- [EXERCISE GOAL]: Transcribe each record exactly. Include every one.

--- Start PROVIDED MATERIAL ---

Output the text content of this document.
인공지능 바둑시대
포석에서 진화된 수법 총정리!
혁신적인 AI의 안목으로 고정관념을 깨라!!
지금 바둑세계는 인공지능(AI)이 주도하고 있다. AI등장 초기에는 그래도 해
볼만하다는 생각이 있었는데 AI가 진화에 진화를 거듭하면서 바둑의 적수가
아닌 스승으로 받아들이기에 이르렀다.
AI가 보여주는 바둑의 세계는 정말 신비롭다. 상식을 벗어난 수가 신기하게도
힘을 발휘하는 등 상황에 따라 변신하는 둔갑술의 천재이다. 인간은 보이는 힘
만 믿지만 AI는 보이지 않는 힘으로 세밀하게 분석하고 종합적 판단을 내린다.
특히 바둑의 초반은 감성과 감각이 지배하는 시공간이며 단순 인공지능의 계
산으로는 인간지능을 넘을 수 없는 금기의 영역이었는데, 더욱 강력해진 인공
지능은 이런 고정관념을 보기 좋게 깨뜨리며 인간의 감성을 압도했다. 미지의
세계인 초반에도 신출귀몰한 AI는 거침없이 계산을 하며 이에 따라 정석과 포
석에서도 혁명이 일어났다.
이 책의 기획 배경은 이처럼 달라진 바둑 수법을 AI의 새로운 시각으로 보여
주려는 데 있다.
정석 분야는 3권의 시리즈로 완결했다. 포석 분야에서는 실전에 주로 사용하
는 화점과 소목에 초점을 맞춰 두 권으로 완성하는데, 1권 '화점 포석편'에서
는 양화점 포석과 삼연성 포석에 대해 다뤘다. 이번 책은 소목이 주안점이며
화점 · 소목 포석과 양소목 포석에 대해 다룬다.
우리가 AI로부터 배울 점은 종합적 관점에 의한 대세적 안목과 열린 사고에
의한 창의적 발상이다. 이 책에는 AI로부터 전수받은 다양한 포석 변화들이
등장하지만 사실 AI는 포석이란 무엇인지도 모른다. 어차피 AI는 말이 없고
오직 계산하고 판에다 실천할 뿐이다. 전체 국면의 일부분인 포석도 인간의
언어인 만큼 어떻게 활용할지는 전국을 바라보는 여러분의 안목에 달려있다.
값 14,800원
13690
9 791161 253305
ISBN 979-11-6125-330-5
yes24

--- End PROVIDED MATERIAL ---

- [EXERCISE RESULT]:
Output the text content of this document.
인공지능 바둑시대
포석에서 진화된 수법 총정리!
혁신적인 AI의 안목으로 고정관념을 깨라!!
지금 바둑세계는 인공지능(AI)이 주도하고 있다. AI등장 초기에는 그래도 해
볼만하다는 생각이 있었는데 AI가 진화에 진화를 거듭하면서 바둑의 적수가
아닌 스승으로 받아들이기에 이르렀다.
AI가 보여주는 바둑의 세계는 정말 신비롭다. 상식을 벗어난 수가 신기하게도
힘을 발휘하는 등 상황에 따라 변신하는 둔갑술의 천재이다. 인간은 보이는 힘
만 믿지만 AI는 보이지 않는 힘으로 세밀하게 분석하고 종합적 판단을 내린다.
특히 바둑의 초반은 감성과 감각이 지배하는 시공간이며 단순 인공지능의 계
산으로는 인간지능을 넘을 수 없는 금기의 영역이었는데, 더욱 강력해진 인공
지능은 이런 고정관념을 보기 좋게 깨뜨리며 인간의 감성을 압도했다. 미지의
세계인 초반에도 신출귀몰한 AI는 거침없이 계산을 하며 이에 따라 정석과 포
석에서도 혁명이 일어났다.
이 책의 기획 배경은 이처럼 달라진 바둑 수법을 AI의 새로운 시각으로 보여
주려는 데 있다.
정석 분야는 3권의 시리즈로 완결했다. 포석 분야에서는 실전에 주로 사용하
는 화점과 소목에 초점을 맞춰 두 권으로 완성하는데, 1권 '화점 포석편'에서
는 양화점 포석과 삼연성 포석에 대해 다뤘다. 이번 책은 소목이 주안점이며
화점 · 소목 포석과 양소목 포석에 대해 다룬다.
우리가 AI로부터 배울 점은 종합적 관점에 의한 대세적 안목과 열린 사고에
의한 창의적 발상이다. 이 책에는 AI로부터 전수받은 다양한 포석 변화들이
등장하지만 사실 AI는 포석이란 무엇인지도 모른다. 어차피 AI는 말이 없고
오직 계산하고 판에다 실천할 뿐이다. 전체 국면의 일부분인 포석도 인간의
언어인 만큼 어떻게 활용할지는 전국을 바라보는 여러분의 안목에 달려있다.
값 14,800원
13690
9 791161 253305
ISBN 979-11-6125-330-5
yes24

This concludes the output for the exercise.